- _SOURCE DOCUMENT_
Exception setting guide
Toothless can be set up in a variety of ways. Let’s take a look at the case below to find out how to handle exceptions in various situations.
You can do exception setting by using security_check.rc. Refer to here for more detail information.
You can check ingnore list at the left tab.
You write down sensitive information (password, IP address, tokens, etc.) in a specific file (property file, etc.) and you don’t want to report it to Toothless.
It is best not to store sensitive information in Github repository. However, when you are forced to hardcode the information, the following exceptions can prevent the issue from being reported:
- Modify security_check.rc
- Enter the file name that contains sensitive information at the “ExcludeFile” entry(including path)
- Perform Toothless scan
When you don’t want to duplicate the security issues that Toothless has detected.
Security issues detected by Toothless will continue to be reported until they are resolved. If you are aware of the issue and you no longer want to receive a report before you make any modifications, you can prevent the issue from being reported through the following exception handling.
When you do not want to detect the Toothless in the future, you do not need to modify it internally.
As you review the security issues that Toothless has detected, you may decide that those issues do not need to be fixed. The following exception handling can prevent the issue from being reported:
- Peform Toothless scan
- Move to “Checks” tab
- Press “ignore this” button of specific issue
- Find ignored issue at the ignore list tab
When a security issue detected by Toothless is false-alarm.
Security issues detected by Toothless may be false-alarm. In this case, the following exception handling prevents the issue from being reported:
- Peform Toothless scan
- Move to “Checks” tab
- Press “ignore this” button of specific issue
- Find ignored issue at the ignore list tab
When a security issue detected by Toothless is false-alarm.

- _EXERCISE DATA_
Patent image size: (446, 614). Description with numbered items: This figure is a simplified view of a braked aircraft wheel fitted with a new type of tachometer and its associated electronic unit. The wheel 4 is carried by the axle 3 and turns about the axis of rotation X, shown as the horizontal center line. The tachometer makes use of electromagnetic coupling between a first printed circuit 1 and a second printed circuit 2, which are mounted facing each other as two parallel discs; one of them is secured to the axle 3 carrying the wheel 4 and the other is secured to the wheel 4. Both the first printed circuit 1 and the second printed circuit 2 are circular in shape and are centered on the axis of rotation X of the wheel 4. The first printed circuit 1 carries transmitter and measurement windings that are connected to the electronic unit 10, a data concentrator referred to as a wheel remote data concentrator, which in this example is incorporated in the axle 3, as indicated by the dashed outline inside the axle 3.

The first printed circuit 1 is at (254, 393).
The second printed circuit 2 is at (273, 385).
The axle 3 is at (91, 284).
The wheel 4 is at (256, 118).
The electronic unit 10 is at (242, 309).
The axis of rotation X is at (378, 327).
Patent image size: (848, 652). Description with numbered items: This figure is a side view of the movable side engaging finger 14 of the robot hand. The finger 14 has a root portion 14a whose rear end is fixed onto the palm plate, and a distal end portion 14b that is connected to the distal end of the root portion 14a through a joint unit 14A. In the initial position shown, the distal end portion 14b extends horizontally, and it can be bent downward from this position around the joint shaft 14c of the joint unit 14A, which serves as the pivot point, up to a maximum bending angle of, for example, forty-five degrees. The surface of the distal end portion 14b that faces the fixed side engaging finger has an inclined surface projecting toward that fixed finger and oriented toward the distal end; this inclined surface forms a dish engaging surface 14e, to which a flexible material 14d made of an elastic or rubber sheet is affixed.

- _WORK ITEM A_
According to the Toothless exception guide, which entry in security_check.rc should hold the name of a file that contains sensitive information?
- _WORK ITEM B_
List every step the Toothless exception guide gives for keeping a file with hardcoded sensitive information from being reported.
- _WORK ITEM C_
Pick up the Toothless exception guide at its last line and continue it.
The records have nothing to do with the Toothless exception guide.

- _RESPONSE A_
The "ExcludeFile" entry, including the path.

- _RESPONSE B_
- Modify security_check.rc
- Enter the file name that contains sensitive information at the "ExcludeFile" entry (including path)
- Perform Toothless scan

- _RESPONSE C_
Security issues detected by Toothless may be false-alarm. In this case, the following exception handling prevents the issue from being reported:
- Peform Toothless scan
- Move to “Checks” tab
- Press “ignore this” button of specific issue
- Find ignored issue at the ignore list tab
When you want to get a report on only issues that have a big impact.
If too many minor security issues are detected in the repository you manage, managing security issues can be difficult. You can use the following exception handling to ensure that only security issues with significant impact are reported:
- Modify security_check.rc
- Enter “1” of “2” at the “ReportLevel” entry
- Perform Toothless scan
When you want to exclude the Test folder from the detection list.
Typically, test files have data for testing, which can report unwanted security issues. In this case, all files in the test folder can be excluded from detection through the following exception handling:
- Modify security_check.rc
- Enter folder name at the “ExcludeDir” entry
- Perform Toothless scan
When you do not want Toothless to report on a particular detection rule.
Toothless has a large number of detection rules defined and reports on all issues that apply to that rule. The following exception handling lets you avoid reporting issues that correspond to specific rules:
You can see all rules at here.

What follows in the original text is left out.